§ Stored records

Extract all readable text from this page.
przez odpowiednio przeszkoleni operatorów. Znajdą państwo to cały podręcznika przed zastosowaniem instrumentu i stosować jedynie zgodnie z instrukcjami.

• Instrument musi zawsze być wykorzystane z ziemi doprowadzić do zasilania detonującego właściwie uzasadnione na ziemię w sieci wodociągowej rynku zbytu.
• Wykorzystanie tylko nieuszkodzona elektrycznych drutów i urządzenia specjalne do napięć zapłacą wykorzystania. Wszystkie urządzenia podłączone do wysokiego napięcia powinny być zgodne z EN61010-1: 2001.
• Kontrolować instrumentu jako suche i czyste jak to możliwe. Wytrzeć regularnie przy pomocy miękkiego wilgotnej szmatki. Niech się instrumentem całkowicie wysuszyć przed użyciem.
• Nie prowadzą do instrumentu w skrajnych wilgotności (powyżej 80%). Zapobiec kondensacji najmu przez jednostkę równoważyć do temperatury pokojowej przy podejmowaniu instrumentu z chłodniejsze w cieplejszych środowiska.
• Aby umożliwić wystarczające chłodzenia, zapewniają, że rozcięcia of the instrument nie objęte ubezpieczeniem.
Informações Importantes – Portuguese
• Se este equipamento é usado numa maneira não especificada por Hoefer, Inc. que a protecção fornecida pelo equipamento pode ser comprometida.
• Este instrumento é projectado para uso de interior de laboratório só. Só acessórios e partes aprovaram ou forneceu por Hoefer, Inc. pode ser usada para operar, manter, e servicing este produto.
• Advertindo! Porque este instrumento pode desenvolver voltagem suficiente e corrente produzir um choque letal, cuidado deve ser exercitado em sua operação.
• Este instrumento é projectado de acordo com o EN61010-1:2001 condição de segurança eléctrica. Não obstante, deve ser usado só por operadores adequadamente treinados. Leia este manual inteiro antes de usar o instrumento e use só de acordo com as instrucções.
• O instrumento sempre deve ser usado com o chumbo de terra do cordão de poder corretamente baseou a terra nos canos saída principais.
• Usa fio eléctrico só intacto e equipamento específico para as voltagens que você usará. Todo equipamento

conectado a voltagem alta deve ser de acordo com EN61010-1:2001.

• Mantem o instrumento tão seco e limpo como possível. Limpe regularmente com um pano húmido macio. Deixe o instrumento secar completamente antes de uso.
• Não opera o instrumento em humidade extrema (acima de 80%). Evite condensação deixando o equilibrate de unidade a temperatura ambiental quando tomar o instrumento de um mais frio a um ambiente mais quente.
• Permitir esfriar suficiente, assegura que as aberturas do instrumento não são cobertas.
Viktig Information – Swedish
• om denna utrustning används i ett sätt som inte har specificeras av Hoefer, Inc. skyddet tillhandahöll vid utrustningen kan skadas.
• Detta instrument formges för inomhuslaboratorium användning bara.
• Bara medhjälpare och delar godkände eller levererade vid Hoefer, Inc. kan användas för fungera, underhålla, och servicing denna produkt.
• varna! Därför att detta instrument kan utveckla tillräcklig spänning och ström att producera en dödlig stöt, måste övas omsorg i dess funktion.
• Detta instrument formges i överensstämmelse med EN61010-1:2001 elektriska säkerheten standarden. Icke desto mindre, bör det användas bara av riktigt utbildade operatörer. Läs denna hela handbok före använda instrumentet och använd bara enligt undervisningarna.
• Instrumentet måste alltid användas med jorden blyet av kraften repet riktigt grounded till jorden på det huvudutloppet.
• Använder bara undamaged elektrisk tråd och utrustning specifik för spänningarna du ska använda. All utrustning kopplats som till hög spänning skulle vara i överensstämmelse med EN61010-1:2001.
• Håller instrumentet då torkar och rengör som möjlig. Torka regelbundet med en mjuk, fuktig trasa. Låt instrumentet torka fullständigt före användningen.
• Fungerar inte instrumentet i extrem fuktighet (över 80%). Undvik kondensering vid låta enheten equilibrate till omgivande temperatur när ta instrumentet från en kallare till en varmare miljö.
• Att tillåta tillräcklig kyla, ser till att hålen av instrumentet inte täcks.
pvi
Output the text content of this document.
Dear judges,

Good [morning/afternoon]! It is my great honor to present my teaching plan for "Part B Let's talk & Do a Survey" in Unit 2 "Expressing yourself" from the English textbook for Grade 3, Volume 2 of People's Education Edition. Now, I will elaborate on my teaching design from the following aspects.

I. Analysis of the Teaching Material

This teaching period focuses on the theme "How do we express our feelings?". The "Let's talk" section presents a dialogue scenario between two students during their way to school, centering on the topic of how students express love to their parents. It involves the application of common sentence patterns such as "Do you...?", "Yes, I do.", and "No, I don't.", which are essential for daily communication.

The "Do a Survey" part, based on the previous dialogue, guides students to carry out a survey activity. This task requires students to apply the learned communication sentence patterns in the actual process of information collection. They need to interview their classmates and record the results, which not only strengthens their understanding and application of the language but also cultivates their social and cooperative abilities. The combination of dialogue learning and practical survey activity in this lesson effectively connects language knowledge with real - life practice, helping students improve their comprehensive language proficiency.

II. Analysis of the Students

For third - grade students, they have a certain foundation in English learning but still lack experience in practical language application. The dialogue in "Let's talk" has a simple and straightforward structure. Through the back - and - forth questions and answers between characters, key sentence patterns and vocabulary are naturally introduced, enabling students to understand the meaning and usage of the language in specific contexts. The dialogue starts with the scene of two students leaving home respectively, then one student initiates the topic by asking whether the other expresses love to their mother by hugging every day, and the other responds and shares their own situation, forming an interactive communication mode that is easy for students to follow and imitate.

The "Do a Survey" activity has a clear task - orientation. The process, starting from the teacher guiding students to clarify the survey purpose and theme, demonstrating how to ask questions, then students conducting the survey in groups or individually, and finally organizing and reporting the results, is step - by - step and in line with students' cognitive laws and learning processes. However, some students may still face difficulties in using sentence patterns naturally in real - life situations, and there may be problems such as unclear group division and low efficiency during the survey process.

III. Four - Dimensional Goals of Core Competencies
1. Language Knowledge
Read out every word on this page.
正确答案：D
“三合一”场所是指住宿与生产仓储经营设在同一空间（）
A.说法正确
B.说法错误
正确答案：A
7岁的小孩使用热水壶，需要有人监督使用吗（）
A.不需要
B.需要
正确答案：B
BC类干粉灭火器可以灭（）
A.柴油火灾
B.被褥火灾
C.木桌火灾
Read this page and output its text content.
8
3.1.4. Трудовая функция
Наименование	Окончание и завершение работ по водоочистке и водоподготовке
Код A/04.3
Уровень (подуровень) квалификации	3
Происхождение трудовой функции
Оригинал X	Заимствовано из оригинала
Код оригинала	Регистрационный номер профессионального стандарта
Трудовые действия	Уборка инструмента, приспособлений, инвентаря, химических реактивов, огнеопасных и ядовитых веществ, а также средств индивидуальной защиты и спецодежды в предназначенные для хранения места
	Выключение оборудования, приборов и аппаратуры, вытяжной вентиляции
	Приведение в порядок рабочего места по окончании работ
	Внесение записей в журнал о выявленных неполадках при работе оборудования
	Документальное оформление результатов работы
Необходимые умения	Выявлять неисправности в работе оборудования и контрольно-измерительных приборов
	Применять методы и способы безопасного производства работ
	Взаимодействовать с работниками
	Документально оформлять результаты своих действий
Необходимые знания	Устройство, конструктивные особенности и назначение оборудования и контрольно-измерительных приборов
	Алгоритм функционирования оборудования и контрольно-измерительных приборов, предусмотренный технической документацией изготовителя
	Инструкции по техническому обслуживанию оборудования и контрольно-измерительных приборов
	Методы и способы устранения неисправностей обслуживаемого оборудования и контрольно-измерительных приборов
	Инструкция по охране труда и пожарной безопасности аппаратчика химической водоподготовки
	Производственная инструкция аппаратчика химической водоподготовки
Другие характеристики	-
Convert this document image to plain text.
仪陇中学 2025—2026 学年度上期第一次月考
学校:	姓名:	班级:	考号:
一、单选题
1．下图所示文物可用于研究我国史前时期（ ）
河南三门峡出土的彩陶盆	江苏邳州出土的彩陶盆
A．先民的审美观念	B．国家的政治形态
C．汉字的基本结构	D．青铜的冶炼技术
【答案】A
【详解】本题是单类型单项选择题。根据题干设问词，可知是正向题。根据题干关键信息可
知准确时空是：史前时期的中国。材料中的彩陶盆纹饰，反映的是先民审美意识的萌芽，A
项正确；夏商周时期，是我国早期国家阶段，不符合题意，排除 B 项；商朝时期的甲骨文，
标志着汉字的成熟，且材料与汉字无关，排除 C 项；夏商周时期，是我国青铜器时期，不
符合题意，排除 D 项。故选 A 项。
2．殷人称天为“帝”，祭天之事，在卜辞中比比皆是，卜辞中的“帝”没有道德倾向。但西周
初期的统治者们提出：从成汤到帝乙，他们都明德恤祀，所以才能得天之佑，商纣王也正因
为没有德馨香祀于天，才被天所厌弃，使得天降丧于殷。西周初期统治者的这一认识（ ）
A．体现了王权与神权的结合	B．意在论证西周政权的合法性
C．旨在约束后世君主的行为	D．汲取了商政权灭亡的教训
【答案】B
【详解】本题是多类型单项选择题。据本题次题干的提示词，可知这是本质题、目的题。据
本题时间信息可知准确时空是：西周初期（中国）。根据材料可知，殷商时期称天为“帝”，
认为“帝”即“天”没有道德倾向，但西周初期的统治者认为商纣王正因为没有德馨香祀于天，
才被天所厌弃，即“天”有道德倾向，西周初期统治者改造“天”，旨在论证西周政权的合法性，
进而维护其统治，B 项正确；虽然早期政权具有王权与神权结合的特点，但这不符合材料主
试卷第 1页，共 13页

§ Written instruction
Pick each line holding the word "夏商周时期" out of the listing.

§ Finished answer
项正确；夏商周时期，是我国早期国家阶段，不符合题意，排除 B 项；商朝时期的甲骨文，
标志着汉字的成熟，且材料与汉字无关，排除 C 项；夏商周时期，是我国青铜器时期，不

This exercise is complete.